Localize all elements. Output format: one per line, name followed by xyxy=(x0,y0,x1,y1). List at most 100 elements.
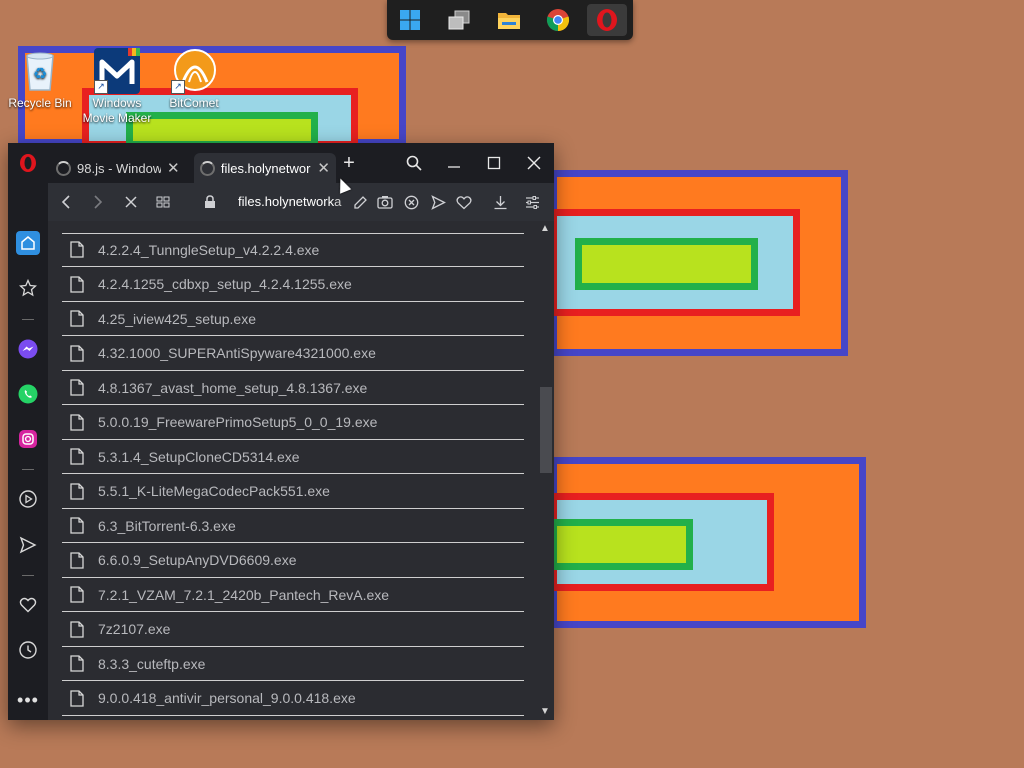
sidebar-bookmarks[interactable] xyxy=(16,276,40,300)
sidebar-history[interactable] xyxy=(16,638,40,662)
back-button[interactable] xyxy=(56,192,76,212)
file-name-link[interactable]: 7.2.1_VZAM_7.2.1_2420b_Pantech_RevA.exe xyxy=(98,587,389,603)
sidebar-instagram[interactable] xyxy=(16,427,40,451)
svg-text:♻: ♻ xyxy=(33,64,47,83)
file-list-item[interactable]: 5.0.0.19_FreewarePrimoSetup5_0_0_19.exe xyxy=(62,406,524,440)
file-name-link[interactable]: 4.25_iview425_setup.exe xyxy=(98,311,256,327)
sidebar-player[interactable] xyxy=(16,487,40,511)
desktop-icon-bitcomet[interactable]: ↗ BitComet xyxy=(158,48,230,111)
opera-taskbar-button[interactable] xyxy=(587,4,627,36)
file-list-item[interactable]: 4.2.4.1255_cdbxp_setup_4.2.4.1255.exe xyxy=(62,268,524,302)
sidebar-send[interactable] xyxy=(16,533,40,557)
tab-98js[interactable]: 98.js - Windows ✕ xyxy=(50,153,190,183)
file-name-link[interactable]: 8.3.3_cuteftp.exe xyxy=(98,656,205,672)
file-name-link[interactable]: 5.3.1.4_SetupCloneCD5314.exe xyxy=(98,449,300,465)
desktop-icon-movie-maker[interactable]: ↗ Windows Movie Maker xyxy=(81,48,153,126)
tab-title: 98.js - Windows xyxy=(77,160,161,176)
snapshot-button[interactable] xyxy=(375,192,395,212)
tab-files-holynetwork[interactable]: files.holynetwork ✕ xyxy=(194,153,336,183)
address-toolbar: files.holynetworka xyxy=(48,183,554,221)
file-list-item[interactable]: 5.3.1.4_SetupCloneCD5314.exe xyxy=(62,440,524,474)
send-to-flow-button[interactable] xyxy=(428,192,448,212)
stop-loading-button[interactable] xyxy=(121,192,141,212)
file-list-item[interactable]: 4.32.1000_SUPERAntiSpyware4321000.exe xyxy=(62,337,524,371)
vertical-scrollbar[interactable]: ▲ ▼ xyxy=(534,221,554,720)
file-name-link[interactable]: 4.32.1000_SUPERAntiSpyware4321000.exe xyxy=(98,345,376,361)
speed-dial-button[interactable] xyxy=(153,192,173,212)
sidebar-home[interactable] xyxy=(16,231,40,255)
tab-close-icon[interactable]: ✕ xyxy=(317,159,330,177)
more-icon[interactable]: ••• xyxy=(16,688,40,712)
scroll-down-icon[interactable]: ▼ xyxy=(539,706,551,718)
address-field[interactable]: files.holynetworka xyxy=(238,194,342,209)
file-name-link[interactable]: 9.0.0.418_antivir_personal_9.0.0.418.exe xyxy=(98,690,356,706)
task-view-button[interactable] xyxy=(439,4,479,36)
start-icon xyxy=(400,10,420,30)
file-list-item[interactable]: 4.2.2.4_TunngleSetup_v4.2.2.4.exe xyxy=(62,233,524,267)
tab-close-icon[interactable]: ✕ xyxy=(167,159,180,177)
clock-icon xyxy=(19,641,37,659)
file-name-link[interactable]: 5.0.0.19_FreewarePrimoSetup5_0_0_19.exe xyxy=(98,414,377,430)
close-window-button[interactable] xyxy=(519,151,549,175)
maximize-button[interactable] xyxy=(479,151,509,175)
search-tabs-icon[interactable] xyxy=(399,151,429,175)
opera-menu-icon[interactable] xyxy=(18,153,38,173)
file-icon xyxy=(70,413,84,431)
file-list-item[interactable]: 4.8.1367_avast_home_setup_4.8.1367.exe xyxy=(62,371,524,405)
edit-page-button[interactable] xyxy=(350,192,370,212)
file-name-link[interactable]: 5.5.1_K-LiteMegaCodecPack551.exe xyxy=(98,483,330,499)
file-icon xyxy=(70,448,84,465)
sidebar-messenger[interactable] xyxy=(16,337,40,361)
file-explorer-button[interactable] xyxy=(489,4,529,36)
new-tab-button[interactable]: + xyxy=(334,151,364,175)
desktop-icon-label-line1: Windows xyxy=(92,96,142,110)
file-icon xyxy=(70,482,84,500)
file-list-item[interactable]: 7.2.1_VZAM_7.2.1_2420b_Pantech_RevA.exe xyxy=(62,578,524,612)
file-list-item[interactable]: 7z2107.exe xyxy=(62,613,524,647)
file-list-item[interactable]: 6.3_BitTorrent-6.3.exe xyxy=(62,509,524,543)
chrome-button[interactable] xyxy=(538,4,578,36)
scrollbar-thumb[interactable] xyxy=(540,387,552,473)
movie-maker-icon: ↗ xyxy=(94,48,140,94)
bitcomet-icon: ↗ xyxy=(171,48,217,94)
scroll-up-icon[interactable]: ▲ xyxy=(539,223,551,235)
file-list-item[interactable]: 5.5.1_K-LiteMegaCodecPack551.exe xyxy=(62,475,524,509)
file-name-link[interactable]: 6.6.0.9_SetupAnyDVD6609.exe xyxy=(98,552,296,568)
opera-sidebar: ••• xyxy=(8,183,48,720)
maximize-icon xyxy=(487,156,501,170)
file-list-item[interactable]: 4.25_iview425_setup.exe xyxy=(62,302,524,336)
file-name-link[interactable]: 7z2107.exe xyxy=(98,621,170,637)
desktop-icon-recycle-bin[interactable]: ♻ Recycle Bin xyxy=(4,48,76,111)
start-button[interactable] xyxy=(390,4,430,36)
file-icon xyxy=(70,586,84,603)
send-icon xyxy=(430,194,446,210)
url-host: files.holynetwork xyxy=(238,194,335,209)
file-list-item[interactable]: 9.0.0.418_antivir_personal_9.0.0.418.exe xyxy=(62,682,524,716)
send-icon xyxy=(19,536,37,554)
forward-button[interactable] xyxy=(88,192,108,212)
file-name-link[interactable]: 4.2.2.4_TunngleSetup_v4.2.2.4.exe xyxy=(98,242,319,258)
settings-sliders-icon xyxy=(525,195,539,209)
easy-setup-button[interactable] xyxy=(522,192,542,212)
file-name-link[interactable]: 4.2.4.1255_cdbxp_setup_4.2.4.1255.exe xyxy=(98,276,352,292)
file-name-link[interactable]: 6.3_BitTorrent-6.3.exe xyxy=(98,518,236,534)
add-bookmark-button[interactable] xyxy=(454,192,474,212)
adblock-button[interactable] xyxy=(401,192,421,212)
opera-icon xyxy=(597,9,617,31)
sidebar-whatsapp[interactable] xyxy=(16,382,40,406)
close-icon xyxy=(125,196,137,208)
file-list-item[interactable]: 6.6.0.9_SetupAnyDVD6609.exe xyxy=(62,544,524,578)
file-list-item[interactable]: 8.3.3_cuteftp.exe xyxy=(62,647,524,681)
file-name-link[interactable]: 4.8.1367_avast_home_setup_4.8.1367.exe xyxy=(98,380,367,396)
lock-icon[interactable] xyxy=(200,192,220,212)
star-icon xyxy=(19,279,37,297)
minimize-button[interactable] xyxy=(439,151,469,175)
downloads-button[interactable] xyxy=(490,192,510,212)
file-icon xyxy=(70,275,84,293)
desktop-icon-label: Recycle Bin xyxy=(8,96,72,110)
file-icon xyxy=(70,241,84,258)
home-icon xyxy=(21,236,35,250)
file-icon xyxy=(70,655,84,672)
sidebar-favorites[interactable] xyxy=(16,593,40,617)
player-icon xyxy=(19,490,37,508)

DO THIS: Copy out the part of the listing that begins with the line containing "sidebar-bookmarks[interactable] xyxy=(16,276,40,300)" and ends with the line containing "tab-98js[interactable]: 98.js - Windows", including both of those lines.

OUTPUT OF THE EXERCISE:
sidebar-bookmarks[interactable] xyxy=(16,276,40,300)
sidebar-history[interactable] xyxy=(16,638,40,662)
back-button[interactable] xyxy=(56,192,76,212)
file-name-link[interactable]: 7.2.1_VZAM_7.2.1_2420b_Pantech_RevA.exe xyxy=(98,587,389,603)
sidebar-instagram[interactable] xyxy=(16,427,40,451)
svg-text:♻: ♻ xyxy=(33,64,47,83)
file-list-item[interactable]: 5.0.0.19_FreewarePrimoSetup5_0_0_19.exe xyxy=(62,406,524,440)
file-name-link[interactable]: 4.25_iview425_setup.exe xyxy=(98,311,256,327)
sidebar-player[interactable] xyxy=(16,487,40,511)
desktop-icon-bitcomet[interactable]: ↗ BitComet xyxy=(158,48,230,111)
opera-taskbar-button[interactable] xyxy=(587,4,627,36)
file-list-item[interactable]: 4.2.4.1255_cdbxp_setup_4.2.4.1255.exe xyxy=(62,268,524,302)
sidebar-send[interactable] xyxy=(16,533,40,557)
tab-98js[interactable]: 98.js - Windows ✕ xyxy=(50,153,190,183)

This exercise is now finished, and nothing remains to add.